* Exercise data

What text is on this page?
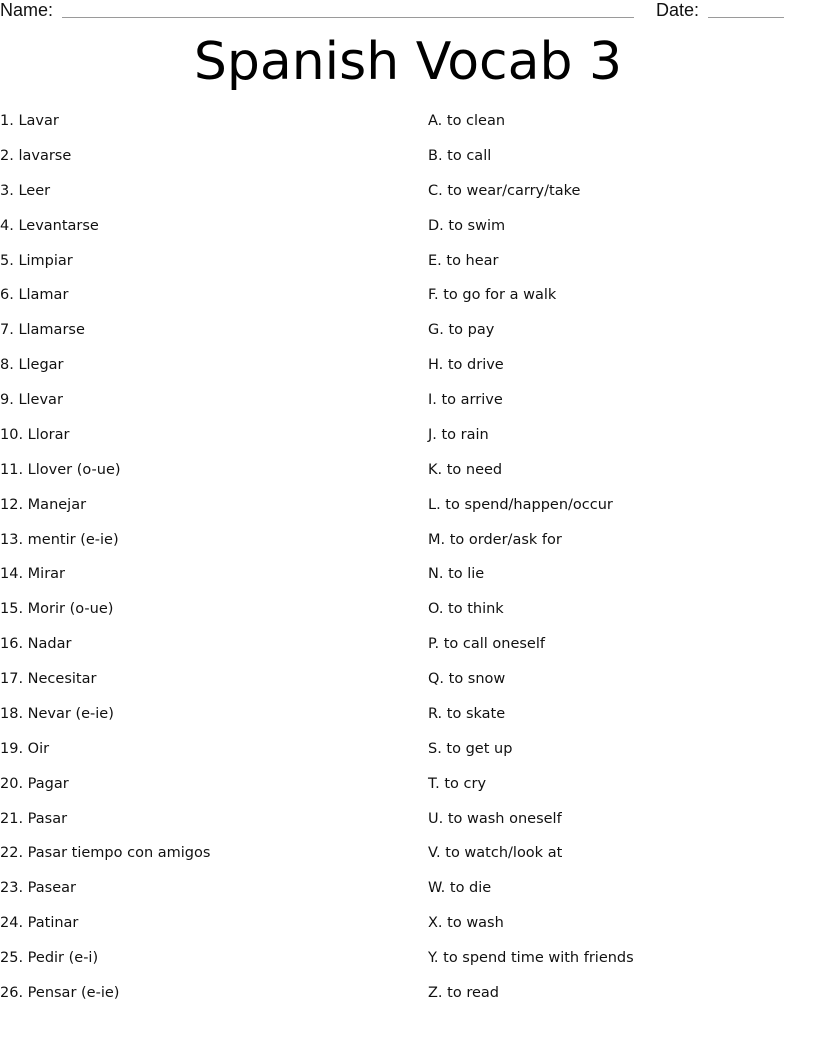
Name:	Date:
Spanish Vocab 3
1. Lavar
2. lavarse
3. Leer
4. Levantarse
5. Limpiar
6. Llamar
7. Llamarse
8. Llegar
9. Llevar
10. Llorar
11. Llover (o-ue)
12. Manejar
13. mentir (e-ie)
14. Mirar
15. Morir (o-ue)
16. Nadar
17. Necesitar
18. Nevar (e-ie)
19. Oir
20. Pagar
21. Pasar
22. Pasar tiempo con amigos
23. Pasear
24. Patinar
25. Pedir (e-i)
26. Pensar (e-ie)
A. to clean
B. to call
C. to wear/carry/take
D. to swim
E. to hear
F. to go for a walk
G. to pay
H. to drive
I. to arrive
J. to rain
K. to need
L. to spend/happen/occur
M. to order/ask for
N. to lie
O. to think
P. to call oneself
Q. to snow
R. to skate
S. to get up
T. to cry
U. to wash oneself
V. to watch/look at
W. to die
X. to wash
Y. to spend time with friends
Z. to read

* * *

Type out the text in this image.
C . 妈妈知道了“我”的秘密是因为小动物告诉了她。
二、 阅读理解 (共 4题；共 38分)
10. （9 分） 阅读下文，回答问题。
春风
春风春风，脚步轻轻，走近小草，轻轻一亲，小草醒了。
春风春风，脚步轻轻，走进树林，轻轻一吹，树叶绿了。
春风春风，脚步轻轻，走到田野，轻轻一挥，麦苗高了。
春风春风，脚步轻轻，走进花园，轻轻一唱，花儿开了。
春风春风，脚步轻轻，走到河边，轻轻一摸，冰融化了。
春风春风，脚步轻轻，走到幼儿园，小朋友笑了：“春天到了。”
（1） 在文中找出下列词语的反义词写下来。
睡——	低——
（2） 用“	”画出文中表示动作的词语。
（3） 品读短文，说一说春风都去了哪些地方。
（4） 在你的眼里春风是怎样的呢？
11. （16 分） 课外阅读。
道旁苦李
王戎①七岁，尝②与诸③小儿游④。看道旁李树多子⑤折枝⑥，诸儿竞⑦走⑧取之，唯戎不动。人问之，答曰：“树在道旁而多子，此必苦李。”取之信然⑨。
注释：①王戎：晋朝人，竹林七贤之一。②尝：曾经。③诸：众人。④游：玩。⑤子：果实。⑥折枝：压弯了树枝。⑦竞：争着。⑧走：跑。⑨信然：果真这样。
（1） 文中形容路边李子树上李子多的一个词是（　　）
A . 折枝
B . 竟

* Problem statement
Collect every line above that contains the word "春风春风".

* Written answer
春风春风，脚步轻轻，走近小草，轻轻一亲，小草醒了。
春风春风，脚步轻轻，走进树林，轻轻一吹，树叶绿了。
春风春风，脚步轻轻，走到田野，轻轻一挥，麦苗高了。
春风春风，脚步轻轻，走进花园，轻轻一唱，花儿开了。
春风春风，脚步轻轻，走到河边，轻轻一摸，冰融化了。
春风春风，脚步轻轻，走到幼儿园，小朋友笑了：“春天到了。”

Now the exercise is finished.